──────── Input data ────────

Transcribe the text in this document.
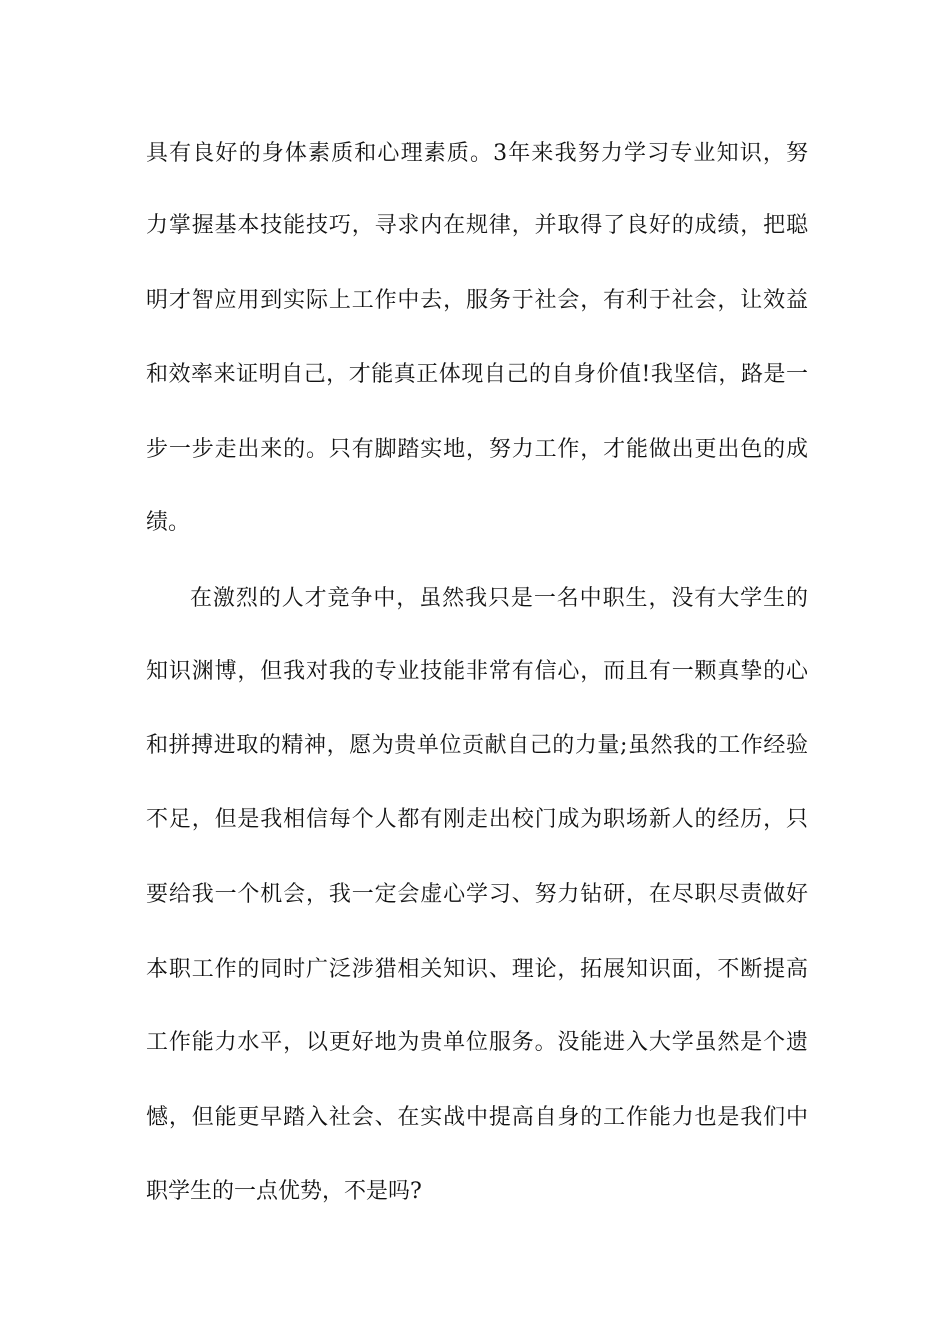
具有良好的身体素质和心理素质。3年来我努力学习专业知识，努
力掌握基本技能技巧，寻求内在规律，并取得了良好的成绩，把聪
明才智应用到实际上工作中去，服务于社会，有利于社会，让效益
和效率来证明自己，才能真正体现自己的自身价值!我坚信，路是一
步一步走出来的。只有脚踏实地，努力工作，才能做出更出色的成
绩。
在激烈的人才竞争中，虽然我只是一名中职生，没有大学生的
知识渊博，但我对我的专业技能非常有信心，而且有一颗真挚的心
和拼搏进取的精神，愿为贵单位贡献自己的力量;虽然我的工作经验
不足，但是我相信每个人都有刚走出校门成为职场新人的经历，只
要给我一个机会，我一定会虚心学习、努力钻研，在尽职尽责做好
本职工作的同时广泛涉猎相关知识、理论，拓展知识面，不断提高
工作能力水平，以更好地为贵单位服务。没能进入大学虽然是个遗
憾，但能更早踏入社会、在实战中提高自身的工作能力也是我们中
职学生的一点优势，不是吗?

────────

Return all of the data exactly as written, and drop the pictures.

Transcribe the text in this document.
具有良好的身体素质和心理素质。3年来我努力学习专业知识，努
力掌握基本技能技巧，寻求内在规律，并取得了良好的成绩，把聪
明才智应用到实际上工作中去，服务于社会，有利于社会，让效益
和效率来证明自己，才能真正体现自己的自身价值!我坚信，路是一
步一步走出来的。只有脚踏实地，努力工作，才能做出更出色的成
绩。
在激烈的人才竞争中，虽然我只是一名中职生，没有大学生的
知识渊博，但我对我的专业技能非常有信心，而且有一颗真挚的心
和拼搏进取的精神，愿为贵单位贡献自己的力量;虽然我的工作经验
不足，但是我相信每个人都有刚走出校门成为职场新人的经历，只
要给我一个机会，我一定会虚心学习、努力钻研，在尽职尽责做好
本职工作的同时广泛涉猎相关知识、理论，拓展知识面，不断提高
工作能力水平，以更好地为贵单位服务。没能进入大学虽然是个遗
憾，但能更早踏入社会、在实战中提高自身的工作能力也是我们中
职学生的一点优势，不是吗?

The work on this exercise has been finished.